Return all entries word for word, but drop any images.

##### Supplied information

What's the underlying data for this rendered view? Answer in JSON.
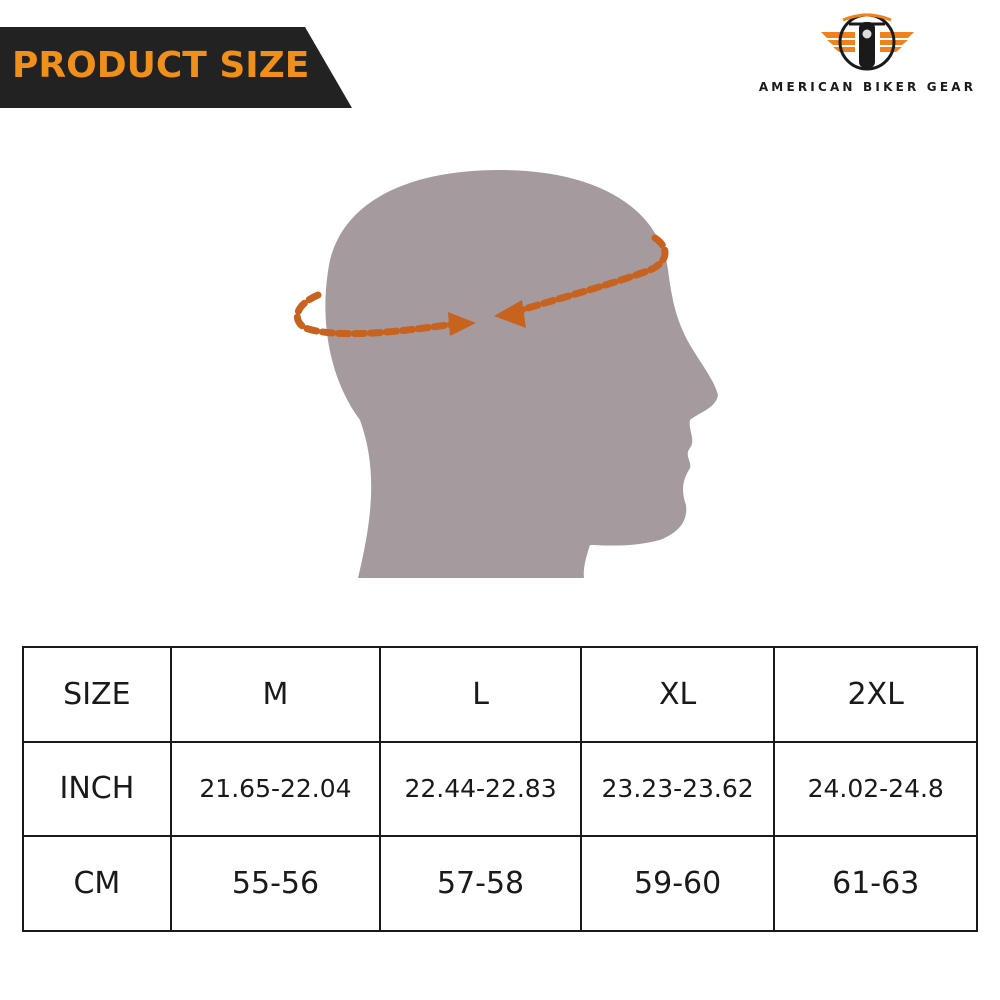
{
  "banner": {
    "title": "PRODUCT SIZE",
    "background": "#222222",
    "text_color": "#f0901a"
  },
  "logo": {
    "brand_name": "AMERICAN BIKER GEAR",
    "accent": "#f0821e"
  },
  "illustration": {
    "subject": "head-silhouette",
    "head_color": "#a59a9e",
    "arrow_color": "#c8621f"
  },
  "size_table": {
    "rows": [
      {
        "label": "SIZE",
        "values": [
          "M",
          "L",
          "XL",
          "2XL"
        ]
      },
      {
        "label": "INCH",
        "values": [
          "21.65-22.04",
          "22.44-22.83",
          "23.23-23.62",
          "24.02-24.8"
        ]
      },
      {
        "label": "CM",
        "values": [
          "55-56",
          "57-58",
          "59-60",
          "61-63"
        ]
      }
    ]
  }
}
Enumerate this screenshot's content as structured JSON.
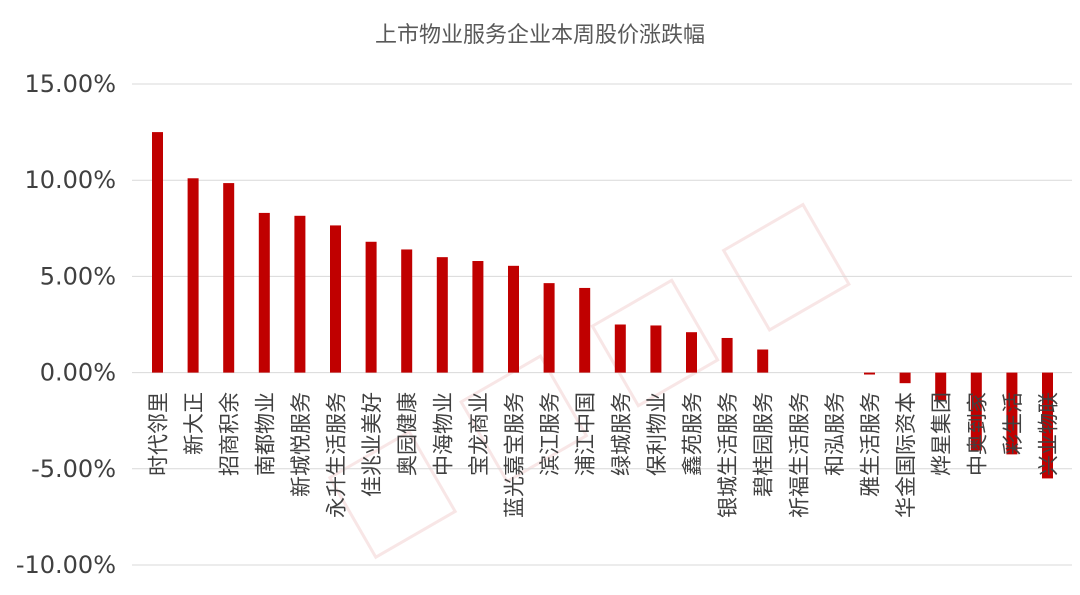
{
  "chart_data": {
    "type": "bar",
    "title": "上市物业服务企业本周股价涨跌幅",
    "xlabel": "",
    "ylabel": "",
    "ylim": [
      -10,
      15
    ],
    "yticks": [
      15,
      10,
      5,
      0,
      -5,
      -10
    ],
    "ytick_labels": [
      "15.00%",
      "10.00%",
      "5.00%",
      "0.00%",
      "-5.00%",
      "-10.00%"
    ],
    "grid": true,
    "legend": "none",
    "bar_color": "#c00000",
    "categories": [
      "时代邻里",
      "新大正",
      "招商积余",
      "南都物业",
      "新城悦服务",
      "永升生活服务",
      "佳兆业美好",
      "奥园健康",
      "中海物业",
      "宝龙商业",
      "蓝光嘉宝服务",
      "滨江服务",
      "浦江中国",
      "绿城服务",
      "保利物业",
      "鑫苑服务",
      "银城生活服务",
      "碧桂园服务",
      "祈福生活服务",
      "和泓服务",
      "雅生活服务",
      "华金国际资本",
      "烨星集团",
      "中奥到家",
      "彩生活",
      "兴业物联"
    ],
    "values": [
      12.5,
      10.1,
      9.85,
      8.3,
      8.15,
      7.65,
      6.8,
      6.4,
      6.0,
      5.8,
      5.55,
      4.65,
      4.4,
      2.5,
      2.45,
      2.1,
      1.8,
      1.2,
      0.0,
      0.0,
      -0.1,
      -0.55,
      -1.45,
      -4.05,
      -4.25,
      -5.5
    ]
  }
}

##########

Output for this exercise:
What's the underlying data for this rendered view? Answer in JSON.
{
  "banner": {
    "title": "PRODUCT SIZE",
    "background": "#222222",
    "text_color": "#f0901a"
  },
  "logo": {
    "brand_name": "AMERICAN BIKER GEAR",
    "accent": "#f0821e"
  },
  "illustration": {
    "subject": "head-silhouette",
    "head_color": "#a59a9e",
    "arrow_color": "#c8621f"
  },
  "size_table": {
    "rows": [
      {
        "label": "SIZE",
        "values": [
          "M",
          "L",
          "XL",
          "2XL"
        ]
      },
      {
        "label": "INCH",
        "values": [
          "21.65-22.04",
          "22.44-22.83",
          "23.23-23.62",
          "24.02-24.8"
        ]
      },
      {
        "label": "CM",
        "values": [
          "55-56",
          "57-58",
          "59-60",
          "61-63"
        ]
      }
    ]
  }
}
Enumerate this screenshot's content as structured JSON.
{
  "chart_data": {
    "type": "bar",
    "title": "上市物业服务企业本周股价涨跌幅",
    "xlabel": "",
    "ylabel": "",
    "ylim": [
      -10,
      15
    ],
    "yticks": [
      15,
      10,
      5,
      0,
      -5,
      -10
    ],
    "ytick_labels": [
      "15.00%",
      "10.00%",
      "5.00%",
      "0.00%",
      "-5.00%",
      "-10.00%"
    ],
    "grid": true,
    "legend": "none",
    "bar_color": "#c00000",
    "categories": [
      "时代邻里",
      "新大正",
      "招商积余",
      "南都物业",
      "新城悦服务",
      "永升生活服务",
      "佳兆业美好",
      "奥园健康",
      "中海物业",
      "宝龙商业",
      "蓝光嘉宝服务",
      "滨江服务",
      "浦江中国",
      "绿城服务",
      "保利物业",
      "鑫苑服务",
      "银城生活服务",
      "碧桂园服务",
      "祈福生活服务",
      "和泓服务",
      "雅生活服务",
      "华金国际资本",
      "烨星集团",
      "中奥到家",
      "彩生活",
      "兴业物联"
    ],
    "values": [
      12.5,
      10.1,
      9.85,
      8.3,
      8.15,
      7.65,
      6.8,
      6.4,
      6.0,
      5.8,
      5.55,
      4.65,
      4.4,
      2.5,
      2.45,
      2.1,
      1.8,
      1.2,
      0.0,
      0.0,
      -0.1,
      -0.55,
      -1.45,
      -4.05,
      -4.25,
      -5.5
    ]
  }
}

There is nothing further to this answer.